:: LISTED ENTRIES ::
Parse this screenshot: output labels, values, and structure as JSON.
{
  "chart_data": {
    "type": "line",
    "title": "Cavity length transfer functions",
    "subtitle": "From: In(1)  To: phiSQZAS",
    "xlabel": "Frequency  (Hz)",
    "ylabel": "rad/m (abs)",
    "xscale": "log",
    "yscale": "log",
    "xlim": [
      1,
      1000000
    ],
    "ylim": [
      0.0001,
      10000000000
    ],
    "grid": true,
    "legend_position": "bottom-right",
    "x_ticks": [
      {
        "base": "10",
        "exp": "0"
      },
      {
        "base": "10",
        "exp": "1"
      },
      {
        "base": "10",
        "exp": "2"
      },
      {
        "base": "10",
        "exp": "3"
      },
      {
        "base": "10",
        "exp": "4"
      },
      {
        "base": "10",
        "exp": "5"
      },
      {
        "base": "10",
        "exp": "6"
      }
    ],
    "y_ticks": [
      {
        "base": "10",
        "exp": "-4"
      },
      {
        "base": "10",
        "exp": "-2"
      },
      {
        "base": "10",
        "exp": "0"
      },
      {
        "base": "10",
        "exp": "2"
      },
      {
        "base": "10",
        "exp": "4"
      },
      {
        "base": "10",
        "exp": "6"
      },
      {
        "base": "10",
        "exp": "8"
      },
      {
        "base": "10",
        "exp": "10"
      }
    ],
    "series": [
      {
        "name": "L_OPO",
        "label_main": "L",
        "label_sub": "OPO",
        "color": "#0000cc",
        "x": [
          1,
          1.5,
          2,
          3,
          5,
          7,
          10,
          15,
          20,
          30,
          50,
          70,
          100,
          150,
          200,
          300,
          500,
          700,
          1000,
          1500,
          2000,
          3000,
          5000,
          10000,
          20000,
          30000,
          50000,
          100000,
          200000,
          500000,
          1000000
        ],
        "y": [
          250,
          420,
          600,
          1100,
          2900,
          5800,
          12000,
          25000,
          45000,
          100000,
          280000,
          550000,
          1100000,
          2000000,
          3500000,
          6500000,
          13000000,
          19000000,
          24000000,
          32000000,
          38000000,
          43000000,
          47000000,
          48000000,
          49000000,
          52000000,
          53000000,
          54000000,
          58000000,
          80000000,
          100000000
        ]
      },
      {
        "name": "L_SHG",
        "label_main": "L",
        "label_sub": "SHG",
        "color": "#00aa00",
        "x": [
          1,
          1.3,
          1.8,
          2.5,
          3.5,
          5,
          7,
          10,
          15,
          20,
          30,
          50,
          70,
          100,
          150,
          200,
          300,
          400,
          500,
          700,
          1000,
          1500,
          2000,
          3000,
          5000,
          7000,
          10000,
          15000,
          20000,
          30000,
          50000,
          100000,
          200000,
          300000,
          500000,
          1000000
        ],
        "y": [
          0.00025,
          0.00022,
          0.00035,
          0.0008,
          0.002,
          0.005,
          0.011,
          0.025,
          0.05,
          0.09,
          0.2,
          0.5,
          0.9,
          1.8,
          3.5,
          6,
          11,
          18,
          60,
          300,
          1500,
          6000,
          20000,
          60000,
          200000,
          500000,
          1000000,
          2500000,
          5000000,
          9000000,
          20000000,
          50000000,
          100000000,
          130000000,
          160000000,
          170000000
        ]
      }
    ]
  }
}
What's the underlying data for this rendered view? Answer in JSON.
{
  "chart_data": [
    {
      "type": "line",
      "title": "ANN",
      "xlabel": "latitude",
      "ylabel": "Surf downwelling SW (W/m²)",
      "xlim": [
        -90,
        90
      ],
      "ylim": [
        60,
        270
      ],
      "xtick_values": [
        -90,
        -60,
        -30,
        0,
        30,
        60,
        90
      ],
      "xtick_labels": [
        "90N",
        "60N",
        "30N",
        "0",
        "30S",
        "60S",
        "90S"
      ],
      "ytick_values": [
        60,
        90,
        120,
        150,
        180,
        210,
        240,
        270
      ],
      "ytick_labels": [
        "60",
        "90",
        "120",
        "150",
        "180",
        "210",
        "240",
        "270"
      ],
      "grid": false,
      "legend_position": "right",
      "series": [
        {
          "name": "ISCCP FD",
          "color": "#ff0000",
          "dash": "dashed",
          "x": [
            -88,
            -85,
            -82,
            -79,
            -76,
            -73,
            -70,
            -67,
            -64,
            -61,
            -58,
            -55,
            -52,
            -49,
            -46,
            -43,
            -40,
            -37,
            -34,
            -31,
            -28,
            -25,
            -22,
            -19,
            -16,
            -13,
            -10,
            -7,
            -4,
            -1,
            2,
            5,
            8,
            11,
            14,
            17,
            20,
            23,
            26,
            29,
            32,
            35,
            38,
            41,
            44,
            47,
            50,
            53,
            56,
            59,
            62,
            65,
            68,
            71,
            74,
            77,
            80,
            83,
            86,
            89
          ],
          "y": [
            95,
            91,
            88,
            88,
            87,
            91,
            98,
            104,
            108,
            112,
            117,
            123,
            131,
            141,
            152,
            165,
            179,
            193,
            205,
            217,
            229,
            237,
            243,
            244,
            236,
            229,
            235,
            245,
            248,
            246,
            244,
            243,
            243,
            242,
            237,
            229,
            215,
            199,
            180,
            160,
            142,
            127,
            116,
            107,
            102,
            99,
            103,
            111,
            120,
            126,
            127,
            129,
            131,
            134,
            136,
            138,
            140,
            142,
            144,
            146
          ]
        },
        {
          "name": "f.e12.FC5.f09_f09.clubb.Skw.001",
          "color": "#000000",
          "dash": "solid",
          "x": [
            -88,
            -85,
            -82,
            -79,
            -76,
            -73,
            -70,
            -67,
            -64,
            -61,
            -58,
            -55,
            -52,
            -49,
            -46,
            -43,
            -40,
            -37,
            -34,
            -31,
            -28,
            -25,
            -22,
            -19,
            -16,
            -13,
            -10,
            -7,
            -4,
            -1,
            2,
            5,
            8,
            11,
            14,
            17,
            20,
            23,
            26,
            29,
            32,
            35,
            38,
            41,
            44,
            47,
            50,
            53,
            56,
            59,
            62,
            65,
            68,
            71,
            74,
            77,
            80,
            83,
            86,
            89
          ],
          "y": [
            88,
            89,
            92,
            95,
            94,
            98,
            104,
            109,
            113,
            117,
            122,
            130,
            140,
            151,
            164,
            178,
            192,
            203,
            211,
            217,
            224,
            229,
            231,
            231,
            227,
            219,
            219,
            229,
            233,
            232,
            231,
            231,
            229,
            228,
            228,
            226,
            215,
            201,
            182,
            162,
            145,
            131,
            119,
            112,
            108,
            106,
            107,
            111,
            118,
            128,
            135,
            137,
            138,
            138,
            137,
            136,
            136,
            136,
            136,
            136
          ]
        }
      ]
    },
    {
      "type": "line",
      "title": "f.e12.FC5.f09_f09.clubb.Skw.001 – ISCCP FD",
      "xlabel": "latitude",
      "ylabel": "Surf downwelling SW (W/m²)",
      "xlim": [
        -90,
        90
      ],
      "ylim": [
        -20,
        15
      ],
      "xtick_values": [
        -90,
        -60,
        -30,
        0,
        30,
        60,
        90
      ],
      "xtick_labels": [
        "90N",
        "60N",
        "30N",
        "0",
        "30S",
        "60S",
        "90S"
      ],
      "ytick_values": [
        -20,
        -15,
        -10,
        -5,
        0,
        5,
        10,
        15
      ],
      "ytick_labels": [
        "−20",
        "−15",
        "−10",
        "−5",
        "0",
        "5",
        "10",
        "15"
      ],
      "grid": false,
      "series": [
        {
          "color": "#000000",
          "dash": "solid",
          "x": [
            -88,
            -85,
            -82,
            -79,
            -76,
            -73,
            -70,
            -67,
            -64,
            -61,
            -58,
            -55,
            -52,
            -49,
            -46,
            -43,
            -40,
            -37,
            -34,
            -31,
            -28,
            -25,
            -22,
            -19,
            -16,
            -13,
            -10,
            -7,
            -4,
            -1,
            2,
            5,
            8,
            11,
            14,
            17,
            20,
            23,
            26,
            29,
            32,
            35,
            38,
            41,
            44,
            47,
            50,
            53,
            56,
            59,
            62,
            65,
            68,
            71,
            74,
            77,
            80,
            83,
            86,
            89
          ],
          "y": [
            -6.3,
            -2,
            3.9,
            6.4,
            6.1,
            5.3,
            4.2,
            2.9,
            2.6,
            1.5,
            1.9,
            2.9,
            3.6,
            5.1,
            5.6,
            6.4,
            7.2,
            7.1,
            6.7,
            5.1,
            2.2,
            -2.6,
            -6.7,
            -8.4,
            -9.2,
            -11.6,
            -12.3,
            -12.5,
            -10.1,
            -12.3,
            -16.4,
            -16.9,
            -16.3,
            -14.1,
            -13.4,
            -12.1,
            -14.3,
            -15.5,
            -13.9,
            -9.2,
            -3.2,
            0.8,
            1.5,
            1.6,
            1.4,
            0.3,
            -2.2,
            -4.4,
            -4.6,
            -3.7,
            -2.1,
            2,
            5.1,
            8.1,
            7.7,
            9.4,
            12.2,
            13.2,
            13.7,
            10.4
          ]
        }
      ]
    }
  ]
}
:::
:: LISTED ENTRIES ::
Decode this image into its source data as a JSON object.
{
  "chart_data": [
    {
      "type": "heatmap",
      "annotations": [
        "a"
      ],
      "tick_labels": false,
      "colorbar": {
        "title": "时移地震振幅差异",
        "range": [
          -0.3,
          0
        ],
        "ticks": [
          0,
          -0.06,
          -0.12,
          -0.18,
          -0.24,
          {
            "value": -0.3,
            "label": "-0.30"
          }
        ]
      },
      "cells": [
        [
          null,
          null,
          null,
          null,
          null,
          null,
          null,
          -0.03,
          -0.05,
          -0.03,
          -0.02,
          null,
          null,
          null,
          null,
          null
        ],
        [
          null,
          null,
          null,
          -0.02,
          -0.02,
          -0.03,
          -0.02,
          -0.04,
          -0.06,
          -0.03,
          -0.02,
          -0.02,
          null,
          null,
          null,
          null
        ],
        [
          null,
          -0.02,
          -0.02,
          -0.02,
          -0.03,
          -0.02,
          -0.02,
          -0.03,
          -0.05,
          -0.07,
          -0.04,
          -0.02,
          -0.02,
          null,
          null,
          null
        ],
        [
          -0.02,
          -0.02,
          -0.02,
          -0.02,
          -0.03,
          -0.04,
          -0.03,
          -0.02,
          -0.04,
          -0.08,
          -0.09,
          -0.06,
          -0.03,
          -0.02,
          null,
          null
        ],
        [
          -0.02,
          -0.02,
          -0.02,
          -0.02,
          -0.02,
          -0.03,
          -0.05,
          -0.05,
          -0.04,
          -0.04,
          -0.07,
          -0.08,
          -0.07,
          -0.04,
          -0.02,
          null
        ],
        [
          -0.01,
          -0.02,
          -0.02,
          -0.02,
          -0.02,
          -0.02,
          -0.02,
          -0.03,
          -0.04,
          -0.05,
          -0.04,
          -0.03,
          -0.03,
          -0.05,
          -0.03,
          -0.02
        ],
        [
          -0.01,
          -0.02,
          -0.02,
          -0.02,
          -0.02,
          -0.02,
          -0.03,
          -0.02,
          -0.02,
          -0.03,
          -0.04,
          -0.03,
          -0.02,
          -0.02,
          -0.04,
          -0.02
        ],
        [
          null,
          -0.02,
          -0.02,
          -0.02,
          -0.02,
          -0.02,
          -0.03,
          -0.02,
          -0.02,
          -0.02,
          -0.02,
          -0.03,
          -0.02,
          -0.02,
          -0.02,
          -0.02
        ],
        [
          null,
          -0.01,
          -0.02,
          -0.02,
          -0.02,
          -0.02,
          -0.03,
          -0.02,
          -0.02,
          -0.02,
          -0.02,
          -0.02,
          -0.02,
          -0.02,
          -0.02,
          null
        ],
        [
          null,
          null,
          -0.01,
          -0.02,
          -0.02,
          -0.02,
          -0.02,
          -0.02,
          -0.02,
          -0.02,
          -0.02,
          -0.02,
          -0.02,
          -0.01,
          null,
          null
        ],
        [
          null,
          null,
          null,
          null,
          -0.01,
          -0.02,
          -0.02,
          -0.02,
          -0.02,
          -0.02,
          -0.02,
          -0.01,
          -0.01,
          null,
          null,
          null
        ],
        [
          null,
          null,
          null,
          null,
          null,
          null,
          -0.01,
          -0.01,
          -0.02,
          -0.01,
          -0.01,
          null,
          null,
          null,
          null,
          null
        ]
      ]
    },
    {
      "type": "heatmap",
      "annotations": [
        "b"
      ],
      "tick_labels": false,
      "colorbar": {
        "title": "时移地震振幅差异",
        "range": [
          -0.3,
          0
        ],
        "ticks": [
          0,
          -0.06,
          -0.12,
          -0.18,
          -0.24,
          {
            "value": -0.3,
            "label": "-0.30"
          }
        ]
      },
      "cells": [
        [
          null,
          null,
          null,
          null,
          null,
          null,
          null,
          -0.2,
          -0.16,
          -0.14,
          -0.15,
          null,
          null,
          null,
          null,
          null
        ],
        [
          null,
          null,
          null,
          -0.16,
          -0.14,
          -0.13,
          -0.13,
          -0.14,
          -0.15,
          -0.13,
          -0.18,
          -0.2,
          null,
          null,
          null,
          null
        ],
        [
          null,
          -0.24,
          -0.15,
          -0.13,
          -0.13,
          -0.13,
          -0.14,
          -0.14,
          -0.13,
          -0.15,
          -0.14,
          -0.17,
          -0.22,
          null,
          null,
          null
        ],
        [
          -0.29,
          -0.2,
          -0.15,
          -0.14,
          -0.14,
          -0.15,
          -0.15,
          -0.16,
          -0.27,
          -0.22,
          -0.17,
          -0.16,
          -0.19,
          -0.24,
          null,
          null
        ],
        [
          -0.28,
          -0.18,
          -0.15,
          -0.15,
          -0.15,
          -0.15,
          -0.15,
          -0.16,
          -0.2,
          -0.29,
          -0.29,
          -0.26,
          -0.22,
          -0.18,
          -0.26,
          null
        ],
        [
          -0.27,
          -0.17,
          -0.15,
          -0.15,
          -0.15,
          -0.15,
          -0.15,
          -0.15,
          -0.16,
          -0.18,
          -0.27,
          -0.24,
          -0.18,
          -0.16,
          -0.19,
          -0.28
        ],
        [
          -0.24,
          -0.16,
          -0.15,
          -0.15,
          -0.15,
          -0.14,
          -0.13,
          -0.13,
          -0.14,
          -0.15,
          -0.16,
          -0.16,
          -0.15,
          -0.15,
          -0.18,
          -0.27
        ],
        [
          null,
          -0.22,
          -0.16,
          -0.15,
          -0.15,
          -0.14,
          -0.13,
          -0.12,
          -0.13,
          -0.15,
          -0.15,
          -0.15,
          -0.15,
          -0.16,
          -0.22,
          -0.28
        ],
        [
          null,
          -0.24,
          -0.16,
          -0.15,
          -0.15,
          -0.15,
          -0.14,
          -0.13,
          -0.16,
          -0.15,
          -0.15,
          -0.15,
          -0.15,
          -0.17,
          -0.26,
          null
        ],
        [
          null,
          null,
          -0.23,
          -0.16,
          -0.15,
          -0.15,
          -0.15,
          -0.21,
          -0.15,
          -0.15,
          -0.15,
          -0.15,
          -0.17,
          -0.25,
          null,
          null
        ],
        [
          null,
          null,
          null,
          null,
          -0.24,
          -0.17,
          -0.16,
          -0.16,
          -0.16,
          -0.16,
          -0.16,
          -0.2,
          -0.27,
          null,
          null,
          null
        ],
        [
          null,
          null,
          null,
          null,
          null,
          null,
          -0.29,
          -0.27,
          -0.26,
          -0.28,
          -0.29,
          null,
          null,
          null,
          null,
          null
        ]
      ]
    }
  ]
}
:::
**BRIEF**
For each line of the listing that holds the word "JSON", show that line.

**THE REPLY**
Parse this screenshot: output labels, values, and structure as JSON.
What's the underlying data for this rendered view? Answer in JSON.
Decode this image into its source data as a JSON object.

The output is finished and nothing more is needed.